[Records]
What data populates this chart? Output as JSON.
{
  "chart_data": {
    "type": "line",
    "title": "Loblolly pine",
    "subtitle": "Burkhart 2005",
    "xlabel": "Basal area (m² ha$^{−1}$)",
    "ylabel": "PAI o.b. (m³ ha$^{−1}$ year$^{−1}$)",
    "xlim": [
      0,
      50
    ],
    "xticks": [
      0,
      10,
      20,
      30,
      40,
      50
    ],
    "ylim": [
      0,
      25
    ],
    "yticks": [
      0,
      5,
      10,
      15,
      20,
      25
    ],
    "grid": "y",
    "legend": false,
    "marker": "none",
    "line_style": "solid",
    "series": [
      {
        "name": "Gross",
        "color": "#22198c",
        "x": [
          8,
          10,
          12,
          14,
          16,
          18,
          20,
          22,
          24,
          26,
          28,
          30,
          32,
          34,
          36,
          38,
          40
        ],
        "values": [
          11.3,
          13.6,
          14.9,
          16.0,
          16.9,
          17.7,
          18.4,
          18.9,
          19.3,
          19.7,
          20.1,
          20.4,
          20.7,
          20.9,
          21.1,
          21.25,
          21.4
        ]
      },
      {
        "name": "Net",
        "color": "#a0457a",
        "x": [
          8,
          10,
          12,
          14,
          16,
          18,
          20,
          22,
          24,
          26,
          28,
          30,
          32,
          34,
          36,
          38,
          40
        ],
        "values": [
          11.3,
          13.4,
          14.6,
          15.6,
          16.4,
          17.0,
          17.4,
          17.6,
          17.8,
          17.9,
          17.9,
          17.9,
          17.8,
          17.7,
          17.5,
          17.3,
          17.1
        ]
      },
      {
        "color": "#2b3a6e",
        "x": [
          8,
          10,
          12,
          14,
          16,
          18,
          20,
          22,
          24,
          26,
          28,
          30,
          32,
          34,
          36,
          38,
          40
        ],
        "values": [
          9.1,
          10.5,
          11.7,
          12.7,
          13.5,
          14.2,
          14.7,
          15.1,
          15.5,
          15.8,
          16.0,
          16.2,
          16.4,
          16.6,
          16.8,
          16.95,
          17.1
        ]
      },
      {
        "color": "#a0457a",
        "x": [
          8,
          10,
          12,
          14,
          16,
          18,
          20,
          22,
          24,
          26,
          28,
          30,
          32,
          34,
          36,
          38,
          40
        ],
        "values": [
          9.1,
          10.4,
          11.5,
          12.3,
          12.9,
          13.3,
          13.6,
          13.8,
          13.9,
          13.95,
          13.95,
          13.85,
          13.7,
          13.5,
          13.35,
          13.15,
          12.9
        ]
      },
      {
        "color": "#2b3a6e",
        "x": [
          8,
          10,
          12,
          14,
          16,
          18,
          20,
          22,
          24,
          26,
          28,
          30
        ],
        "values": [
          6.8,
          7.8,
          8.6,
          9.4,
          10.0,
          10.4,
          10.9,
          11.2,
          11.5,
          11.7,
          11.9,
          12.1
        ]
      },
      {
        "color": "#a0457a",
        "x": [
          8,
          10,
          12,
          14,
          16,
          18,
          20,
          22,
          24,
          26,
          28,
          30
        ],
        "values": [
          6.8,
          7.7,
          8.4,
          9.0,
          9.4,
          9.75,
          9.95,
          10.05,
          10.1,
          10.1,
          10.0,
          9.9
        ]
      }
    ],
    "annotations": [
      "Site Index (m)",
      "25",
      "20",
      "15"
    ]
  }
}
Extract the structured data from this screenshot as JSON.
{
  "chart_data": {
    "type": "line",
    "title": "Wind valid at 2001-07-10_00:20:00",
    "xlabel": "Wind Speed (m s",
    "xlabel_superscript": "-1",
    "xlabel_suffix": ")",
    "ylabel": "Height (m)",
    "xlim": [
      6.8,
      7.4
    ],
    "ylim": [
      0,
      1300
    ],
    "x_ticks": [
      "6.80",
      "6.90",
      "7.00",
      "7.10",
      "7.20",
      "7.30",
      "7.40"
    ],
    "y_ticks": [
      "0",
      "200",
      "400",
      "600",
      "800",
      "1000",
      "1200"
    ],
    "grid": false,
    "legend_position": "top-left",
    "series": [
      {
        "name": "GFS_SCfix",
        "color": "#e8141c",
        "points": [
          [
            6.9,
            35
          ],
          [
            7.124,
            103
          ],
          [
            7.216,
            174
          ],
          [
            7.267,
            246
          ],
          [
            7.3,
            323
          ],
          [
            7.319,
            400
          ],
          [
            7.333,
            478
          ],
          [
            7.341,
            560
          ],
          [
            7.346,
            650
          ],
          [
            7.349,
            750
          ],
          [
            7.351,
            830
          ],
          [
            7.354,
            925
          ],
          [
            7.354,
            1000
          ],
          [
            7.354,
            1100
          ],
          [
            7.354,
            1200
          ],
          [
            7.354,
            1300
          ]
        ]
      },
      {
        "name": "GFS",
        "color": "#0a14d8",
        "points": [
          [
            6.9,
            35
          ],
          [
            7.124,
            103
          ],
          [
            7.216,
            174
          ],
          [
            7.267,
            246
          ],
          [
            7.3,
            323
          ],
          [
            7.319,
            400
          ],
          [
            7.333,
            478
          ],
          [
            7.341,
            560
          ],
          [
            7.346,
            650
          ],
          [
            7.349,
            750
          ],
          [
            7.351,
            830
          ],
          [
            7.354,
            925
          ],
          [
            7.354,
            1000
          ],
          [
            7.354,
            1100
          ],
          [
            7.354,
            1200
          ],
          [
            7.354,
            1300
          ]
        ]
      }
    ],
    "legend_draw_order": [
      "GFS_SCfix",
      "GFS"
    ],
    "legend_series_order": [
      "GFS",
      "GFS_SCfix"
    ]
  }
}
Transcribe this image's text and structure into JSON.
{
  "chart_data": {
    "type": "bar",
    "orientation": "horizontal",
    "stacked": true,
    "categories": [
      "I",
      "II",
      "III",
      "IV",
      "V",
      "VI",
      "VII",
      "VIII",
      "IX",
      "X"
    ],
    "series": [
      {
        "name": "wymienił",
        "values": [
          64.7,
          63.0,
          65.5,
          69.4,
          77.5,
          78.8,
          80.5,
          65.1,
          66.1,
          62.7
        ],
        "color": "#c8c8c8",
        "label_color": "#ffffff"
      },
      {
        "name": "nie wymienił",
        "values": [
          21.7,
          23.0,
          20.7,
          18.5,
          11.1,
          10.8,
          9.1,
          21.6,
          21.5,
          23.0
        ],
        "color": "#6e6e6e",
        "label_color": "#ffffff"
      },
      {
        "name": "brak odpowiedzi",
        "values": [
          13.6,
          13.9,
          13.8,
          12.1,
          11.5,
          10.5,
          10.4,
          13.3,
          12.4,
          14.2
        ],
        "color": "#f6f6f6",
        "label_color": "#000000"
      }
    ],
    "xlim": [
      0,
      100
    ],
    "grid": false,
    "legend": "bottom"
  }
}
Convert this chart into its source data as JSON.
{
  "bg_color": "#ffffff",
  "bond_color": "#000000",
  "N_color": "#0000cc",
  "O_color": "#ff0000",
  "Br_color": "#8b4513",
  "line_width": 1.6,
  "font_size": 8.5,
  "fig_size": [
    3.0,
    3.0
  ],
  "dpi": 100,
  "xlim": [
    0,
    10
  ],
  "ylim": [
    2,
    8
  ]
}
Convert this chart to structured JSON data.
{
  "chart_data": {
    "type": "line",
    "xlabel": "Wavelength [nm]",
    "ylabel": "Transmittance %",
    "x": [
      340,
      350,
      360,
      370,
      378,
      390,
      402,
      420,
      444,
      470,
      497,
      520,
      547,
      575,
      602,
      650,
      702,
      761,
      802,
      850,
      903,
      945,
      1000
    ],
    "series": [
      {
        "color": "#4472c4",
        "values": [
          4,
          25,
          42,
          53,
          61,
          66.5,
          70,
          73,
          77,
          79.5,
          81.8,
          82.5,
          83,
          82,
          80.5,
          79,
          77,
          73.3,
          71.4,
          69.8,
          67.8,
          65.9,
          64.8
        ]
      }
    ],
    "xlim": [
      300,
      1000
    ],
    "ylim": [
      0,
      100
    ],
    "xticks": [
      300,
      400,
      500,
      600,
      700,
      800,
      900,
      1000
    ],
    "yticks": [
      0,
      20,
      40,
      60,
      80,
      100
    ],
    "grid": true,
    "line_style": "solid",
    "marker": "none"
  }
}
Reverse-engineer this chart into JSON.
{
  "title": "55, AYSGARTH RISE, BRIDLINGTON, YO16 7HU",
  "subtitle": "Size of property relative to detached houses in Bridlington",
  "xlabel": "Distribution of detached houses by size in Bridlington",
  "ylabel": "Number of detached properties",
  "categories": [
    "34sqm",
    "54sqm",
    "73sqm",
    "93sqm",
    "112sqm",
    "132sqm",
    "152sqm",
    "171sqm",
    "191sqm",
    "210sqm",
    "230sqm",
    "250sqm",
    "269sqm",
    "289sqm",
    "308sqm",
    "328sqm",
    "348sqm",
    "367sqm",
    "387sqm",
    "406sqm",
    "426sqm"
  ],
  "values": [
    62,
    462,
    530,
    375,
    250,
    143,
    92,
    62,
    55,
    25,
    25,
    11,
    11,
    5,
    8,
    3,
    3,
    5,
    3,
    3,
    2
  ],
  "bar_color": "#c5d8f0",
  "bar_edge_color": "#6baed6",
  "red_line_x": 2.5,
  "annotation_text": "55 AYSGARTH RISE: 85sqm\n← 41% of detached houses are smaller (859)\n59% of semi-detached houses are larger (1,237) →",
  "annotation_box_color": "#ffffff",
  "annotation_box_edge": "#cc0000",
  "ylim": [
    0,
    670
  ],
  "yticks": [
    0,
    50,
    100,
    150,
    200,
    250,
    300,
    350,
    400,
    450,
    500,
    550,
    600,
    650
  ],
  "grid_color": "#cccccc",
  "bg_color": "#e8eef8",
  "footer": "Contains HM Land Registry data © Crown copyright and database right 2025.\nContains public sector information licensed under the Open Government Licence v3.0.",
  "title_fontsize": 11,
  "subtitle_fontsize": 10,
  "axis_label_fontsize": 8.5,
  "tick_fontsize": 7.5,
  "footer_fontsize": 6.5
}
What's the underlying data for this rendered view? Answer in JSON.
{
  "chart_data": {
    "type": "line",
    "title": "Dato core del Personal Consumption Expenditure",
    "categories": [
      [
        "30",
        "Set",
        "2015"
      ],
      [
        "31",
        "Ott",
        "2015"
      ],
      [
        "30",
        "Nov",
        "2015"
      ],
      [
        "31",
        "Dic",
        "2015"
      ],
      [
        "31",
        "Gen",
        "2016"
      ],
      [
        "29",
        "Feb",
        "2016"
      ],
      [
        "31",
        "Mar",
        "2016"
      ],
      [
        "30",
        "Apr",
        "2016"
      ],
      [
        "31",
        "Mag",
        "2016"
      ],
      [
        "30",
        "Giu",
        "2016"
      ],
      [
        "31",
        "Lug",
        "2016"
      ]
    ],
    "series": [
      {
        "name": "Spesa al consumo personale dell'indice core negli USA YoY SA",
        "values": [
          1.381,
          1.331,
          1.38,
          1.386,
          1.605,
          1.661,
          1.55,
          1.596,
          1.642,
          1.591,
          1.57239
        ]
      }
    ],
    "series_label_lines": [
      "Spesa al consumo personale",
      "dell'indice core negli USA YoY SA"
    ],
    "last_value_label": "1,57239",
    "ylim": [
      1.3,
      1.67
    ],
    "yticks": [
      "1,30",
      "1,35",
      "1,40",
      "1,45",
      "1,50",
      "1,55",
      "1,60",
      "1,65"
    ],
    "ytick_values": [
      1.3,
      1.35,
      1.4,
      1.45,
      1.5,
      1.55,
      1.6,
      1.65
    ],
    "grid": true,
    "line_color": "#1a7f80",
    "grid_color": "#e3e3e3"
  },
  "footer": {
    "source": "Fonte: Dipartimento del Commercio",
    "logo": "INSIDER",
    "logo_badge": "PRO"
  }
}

> Exercise prompt
Copy all lines above containing the string "ylabel".

> Exercise output
    "ylabel": "PAI o.b. (m³ ha$^{−1}$ year$^{−1}$)",
    "ylabel": "Height (m)",
    "ylabel": "Transmittance %",
  "ylabel": "Number of detached properties",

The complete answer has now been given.